§ Recorded information:
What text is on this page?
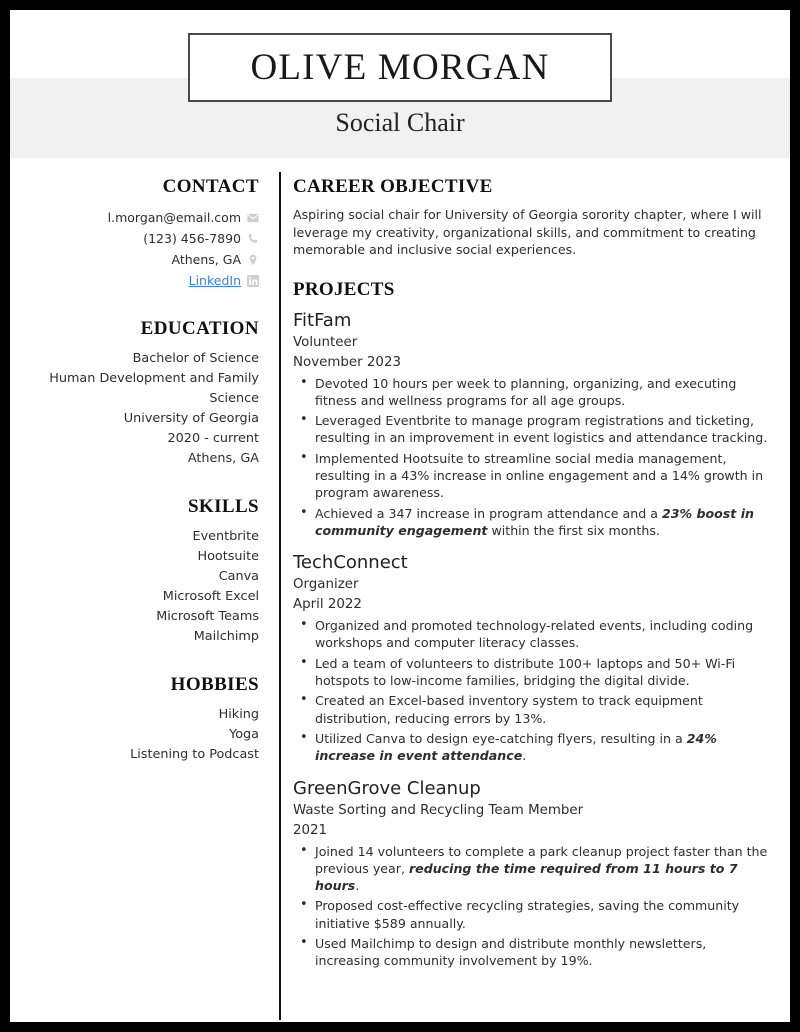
OLIVE MORGAN
Social Chair
CONTACT
l.morgan@email.com
(123) 456-7890
Athens, GA
LinkedIn
EDUCATION
Bachelor of Science
Human Development and Family Science
University of Georgia
2020 - current
Athens, GA
SKILLS
Eventbrite
Hootsuite
Canva
Microsoft Excel
Microsoft Teams
Mailchimp
HOBBIES
Hiking
Yoga
Listening to Podcast
CAREER OBJECTIVE
Aspiring social chair for University of Georgia sorority chapter, where I will leverage my creativity, organizational skills, and commitment to creating memorable and inclusive social experiences.
PROJECTS
FitFam
Volunteer
November 2023
• Devoted 10 hours per week to planning, organizing, and executing fitness and wellness programs for all age groups.
• Leveraged Eventbrite to manage program registrations and ticketing, resulting in an improvement in event logistics and attendance tracking.
• Implemented Hootsuite to streamline social media management, resulting in a 43% increase in online engagement and a 14% growth in program awareness.
• Achieved a 347 increase in program attendance and a 23% boost in community engagement within the first six months.
TechConnect
Organizer
April 2022
• Organized and promoted technology-related events, including coding workshops and computer literacy classes.
• Led a team of volunteers to distribute 100+ laptops and 50+ Wi-Fi hotspots to low-income families, bridging the digital divide.
• Created an Excel-based inventory system to track equipment distribution, reducing errors by 13%.
• Utilized Canva to design eye-catching flyers, resulting in a 24% increase in event attendance.
GreenGrove Cleanup
Waste Sorting and Recycling Team Member
2021
• Joined 14 volunteers to complete a park cleanup project faster than the previous year, reducing the time required from 11 hours to 7 hours.
• Proposed cost-effective recycling strategies, saving the community initiative $589 annually.
• Used Mailchimp to design and distribute monthly newsletters, increasing community involvement by 19%.
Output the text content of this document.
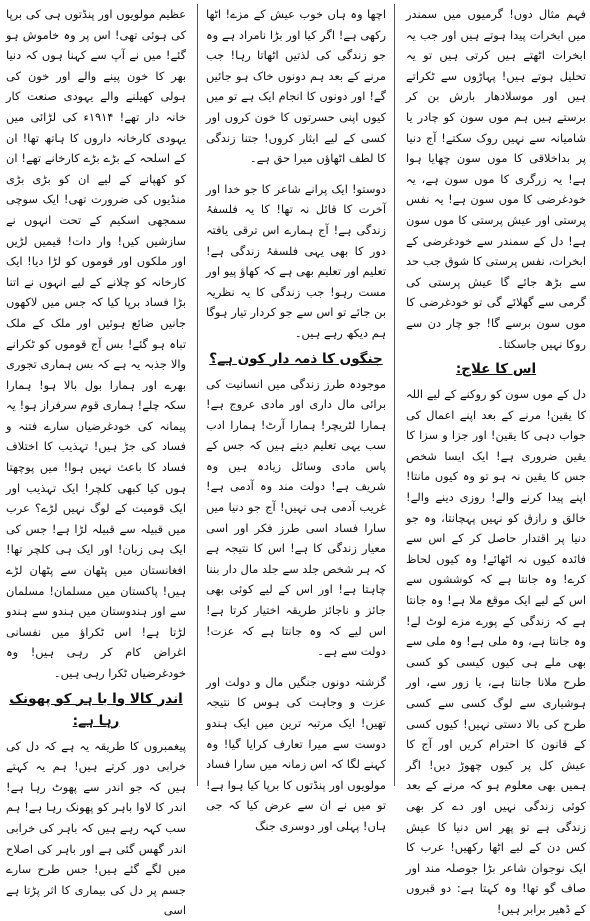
فہم مثال دوں! گرمیوں میں سمندر میں ابخرات پیدا ہوتے ہیں اور جب یہ ابخرات اٹھتے ہیں کرتی ہیں تو یہ تحلیل ہوتے ہیں! پہاڑوں سے ٹکراتے ہیں اور موسلادھار بارش بن کر برستے ہیں ہم موں سون کو چادر یا شامیانہ سے نہیں روک سکتے! آج دنیا پر بداخلاقی کا موں سون چھایا ہوا ہے! یہ زرگری کا موں سون ہے، یہ خودغرضی کا موں سون ہے! یہ نفس پرستی اور عیش پرستی کا موں سون ہے! دل کے سمندر سے خودغرضی کے ابخرات، نفس پرستی کا شوق جب حد سے بڑھ جائے گا عیش پرستی کی گرمی سے گھلائے گی تو خودغرضی کا موں سون برسے گا! جو چار دن سے روکا نہیں جاسکتا۔

اس کا علاج:

دل کے موں سون کو روکنے کے لیے اللہ کا یقین! مرنے کے بعد اپنے اعمال کی جواب دہی کا یقین! اور جزا و سزا کا یقین ضروری ہے! ایک ایسا شخص جس کا یقین نہ ہو تو وہ کیوں مانتا! اپنے پیدا کرنے والے! روزی دینے والے! خالق و رازق کو نہیں پہچانتا، وہ جو دنیا پر اقتدار حاصل کر کے اس سے فائدہ کیوں نہ اٹھائے! وہ کیوں لحاظ کرے! وہ جانتا ہے کہ کوششوں سے اس کے لیے ایک موقع ملا ہے! وہ جانتا ہے کہ زندگی کے پورے مزے لوٹ لے! وہ جانتا ہے، وہ ملی ہے! وہ ملی سے بھی ملے ہی کیوں کیسی کو کسی طرح ملانا جانتا ہے، یا زور سے، اور ہوشیاری سے لوگ کسی سے کسی طرح کی بالا دستی نہیں! کیوں کسی کے قانون کا احترام کریں اور آج کا عیش کل پر کیوں چھوڑ دیں! اگر ہمیں بھی معلوم ہو کہ مرنے کے بعد کوئی زندگی نہیں اور دے کر بھی زندگی ہے تو پھر اس دنیا کا عیش کس دن کے لیے اٹھا رکھیں! عرب کا ایک نوجوان شاعر بڑا جوصلہ مند اور صاف گو تھا! وہ کہتا ہے: دو قبروں کے ڈھیر برابر ہیں!

اچھا وہ ہاں خوب عیش کے مزے! اٹھا رکھی ہے! اگر کیا اور بڑا نامراد ہے وہ جو زندگی کی لذتیں اٹھاتا رہا! جب مرنے کے بعد ہم دونوں خاک ہو جائیں گے! اور دونوں کا انجام ایک ہے تو میں کیوں اپنی حسرتوں کا خون کروں اور کسی کے لیے ایثار کروں! جتنا زندگی کا لطف اٹھاؤں میرا حق ہے۔

دوستو! ایک پرانے شاعر کا جو خدا اور آخرت کا قائل نہ تھا! کا یہ فلسفۂ زندگی ہے! آج ہمارے اس ترقی یافتہ دور کا بھی یہی فلسفۂ زندگی ہے! تعلیم اور تعلیم بھی ہے کہ کھاؤ پیو اور مست رہو! جب زندگی کا یہ نظریہ بن جائے تو اس سے جو کردار تیار ہوگا ہم دیکھ رہے ہیں۔

جنگوں کا ذمہ دار کون ہے؟

موجودہ طرز زندگی میں انسانیت کی برائی مال داری اور مادی عروج ہے! ہمارا لٹریچر! ہمارا آرٹ! ہمارا ادب سب یہی تعلیم دیتے ہیں کہ جس کے پاس مادی وسائل زیادہ ہیں وہ شریف ہے! دولت مند وہ آدمی ہے! غریب آدمی ہی نہیں! آج جو دنیا میں سارا فساد اسی طرز فکر اور اسی معیار زندگی کا ہے! اس کا نتیجہ ہے کہ ہر شخص جلد سے جلد مال دار بننا چاہتا ہے! اور اس کے لیے کوئی بھی جائز و ناجائز طریقہ اختیار کرتا ہے! اس لیے کہ وہ جانتا ہے کہ عزت! دولت سے ہے۔

گزشتہ دونوں جنگیں مال و دولت اور عزت و وجاہت کی ہوس کا نتیجہ تھیں! ایک مرتبہ ترین میں ایک ہندو دوست سے میرا تعارف کرایا گیا! وہ کہنے لگا کہ اس زمانہ میں سارا فساد مولویوں اور پنڈتوں کا برپا کیا ہوا ہے! تو میں نے ان سے عرض کیا کہ جی ہاں! پہلی اور دوسری جنگ

عظیم مولویوں اور پنڈتوں ہی کی برپا کی ہوئی تھی! اس پر وہ خاموش ہو گئے! میں نے آپ سے کہنا ہوں کہ دنیا بھر کا خون پینے والے اور خون کی ہولی کھیلنے والے یہودی صنعت کار خانہ دار تھے! ۱۹۱۴ء کی لڑائی میں یہودی کارخانہ داروں کا ہاتھ تھا! ان کے اسلحہ کے بڑے بڑے کارخانے تھے! ان کو کھپانے کے لیے ان کو بڑی بڑی منڈیوں کی ضرورت تھی! ایک سوچی سمجھی اسکیم کے تحت انہوں نے سازشیں کیں! وار دات! قیمیں لڑیں اور ملکوں اور قوموں کو لڑا دیا! ایک کارخانہ کو چلانے کے لیے انہوں نے اتنا بڑا فساد برپا کیا کہ جس میں لاکھوں جانیں ضائع ہوئیں اور ملک کے ملک تباہ ہو گئے! بس آج قوموں کو ٹکرانے والا جذبہ یہ ہے کہ بس ہماری تجوری بھرے اور ہمارا بول بالا ہو! ہمارا سکہ چلے! ہماری قوم سرفراز ہو! یہ پیمانہ کی خودغرضیاں سارے فتنہ و فساد کی جڑ ہیں! تہذیب کا اختلاف فساد کا باعث نہیں ہوا! میں پوچھتا ہوں کیا کبھی کلچر! ایک تہذیب اور ایک قومیت کے لوگ نہیں لڑے؟ عرب میں قبیلہ سے قبیلہ لڑا ہے! جس کی ایک ہی زبان! اور ایک ہی کلچر تھا! افغانستان میں پٹھان سے پٹھان لڑے ہیں! پاکستان میں مسلمان! مسلمان سے اور ہندوستان میں ہندو سے ہندو لڑتا ہے! اس ٹکراؤ میں نفسانی اغراض کام کر رہی ہیں! وہ خودغرضیاں ٹکرا رہی ہیں۔

اندر کالا وا با ہر کو پھونک رہا ہے:

پیغمبروں کا طریقہ یہ ہے کہ دل کی خرابی دور کرتے ہیں! ہم یہ کہتے ہیں کہ جو اندر سے پھوٹ رہا ہے! اندر کا لاوا باہر کو پھونک رہا ہے! ہم سب کہہ رہے ہیں کہ باہر کی خرابی اندر گھس گئی ہے اور باہر کی اصلاح میں لگے گئے ہیں! جس طرح سارے جسم پر دل کی بیماری کا اثر پڑتا ہے اسی
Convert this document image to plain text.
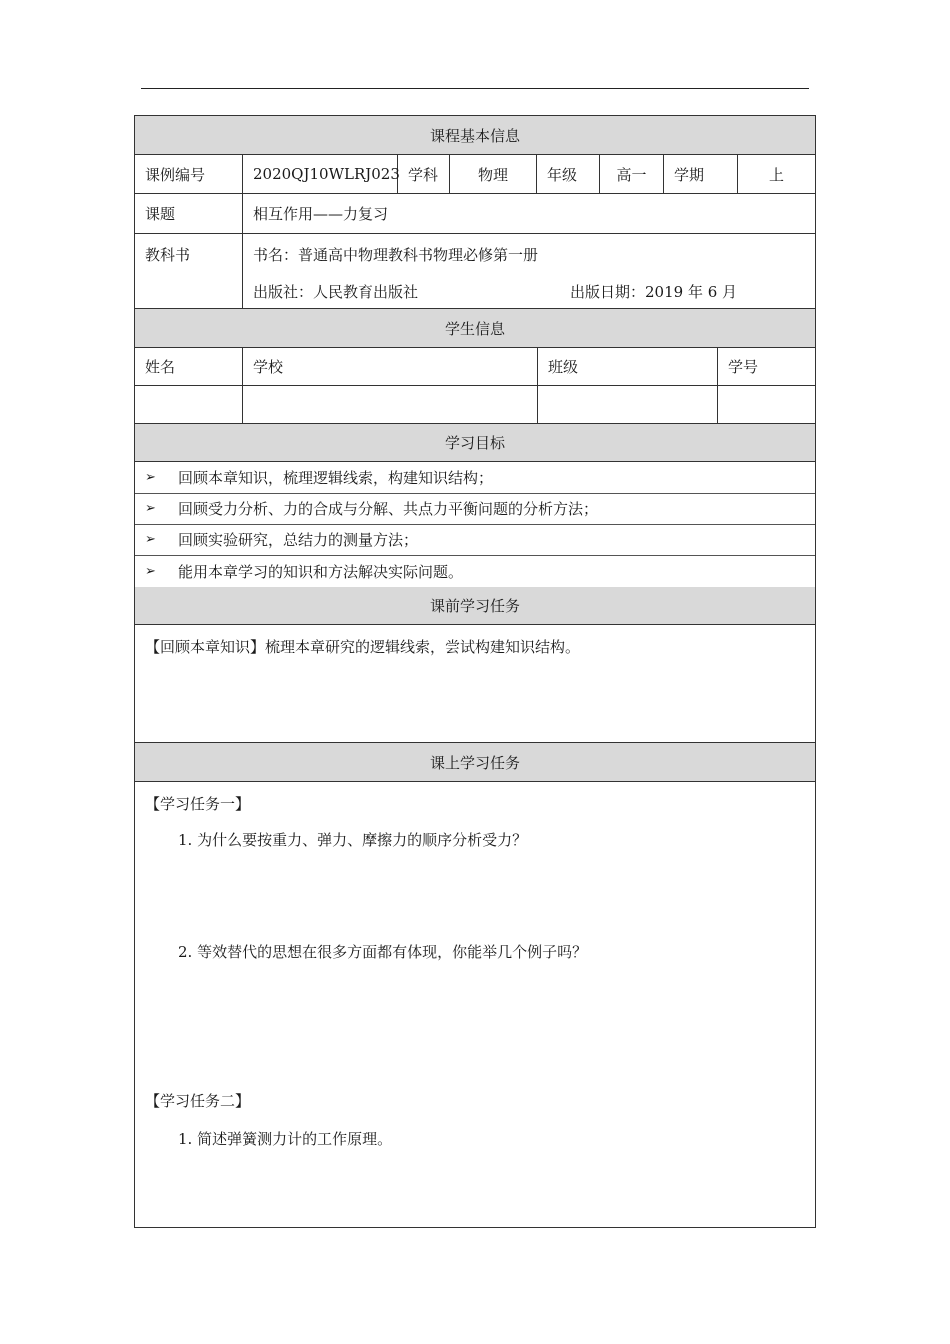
课程基本信息
课例编号	2020QJ10WLRJ023 学科	物理	年级	高一	学期	上
课题	相互作用——力复习
教科书	书名：普通高中物理教科书物理必修第一册
出版社：人民教育出版社	出版日期：2019 年 6 月
学生信息
姓名	学校	班级	学号
学习目标
➢ 回顾本章知识，梳理逻辑线索，构建知识结构；
➢ 回顾受力分析、力的合成与分解、共点力平衡问题的分析方法；
➢ 回顾实验研究，总结力的测量方法；
➢ 能用本章学习的知识和方法解决实际问题。
课前学习任务
【回顾本章知识】梳理本章研究的逻辑线索，尝试构建知识结构。
课上学习任务
【学习任务一】
1. 为什么要按重力、弹力、摩擦力的顺序分析受力？
2. 等效替代的思想在很多方面都有体现，你能举几个例子吗？
【学习任务二】
1. 简述弹簧测力计的工作原理。
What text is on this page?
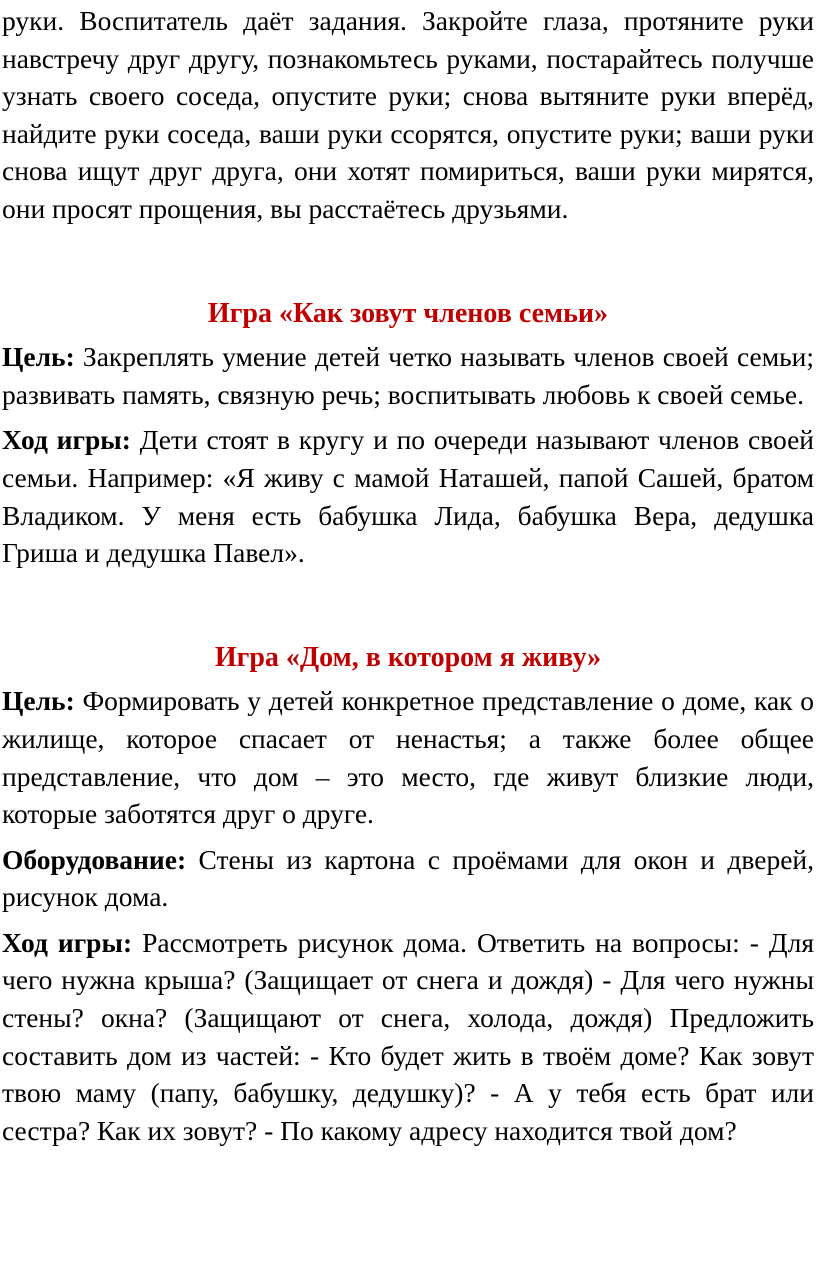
руки. Воспитатель даёт задания. Закройте глаза, протяните руки навстречу друг другу, познакомьтесь руками, постарайтесь получше узнать своего соседа, опустите руки; снова вытяните руки вперёд, найдите руки соседа, ваши руки ссорятся, опустите руки; ваши руки снова ищут друг друга, они хотят помириться, ваши руки мирятся, они просят прощения, вы расстаётесь друзьями.

Игра «Как зовут членов семьи»

Цель: Закреплять умение детей четко называть членов своей семьи; развивать память, связную речь; воспитывать любовь к своей семье.

Ход игры: Дети стоят в кругу и по очереди называют членов своей семьи. Например: «Я живу с мамой Наташей, папой Сашей, братом Владиком. У меня есть бабушка Лида, бабушка Вера, дедушка Гриша и дедушка Павел».

Игра «Дом, в котором я живу»

Цель: Формировать у детей конкретное представление о доме, как о жилище, которое спасает от ненастья; а также более общее представление, что дом – это место, где живут близкие люди, которые заботятся друг о друге.

Оборудование: Стены из картона с проёмами для окон и дверей, рисунок дома.

Ход игры: Рассмотреть рисунок дома. Ответить на вопросы: - Для чего нужна крыша? (Защищает от снега и дождя) - Для чего нужны стены? окна? (Защищают от снега, холода, дождя) Предложить составить дом из частей: - Кто будет жить в твоём доме? Как зовут твою маму (папу, бабушку, дедушку)? - А у тебя есть брат или сестра? Как их зовут? - По какому адресу находится твой дом?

§ What is needed: Some lines of the data above may hold the word "کوئی"; report how many do, and nothing else.

§ Completed task: 2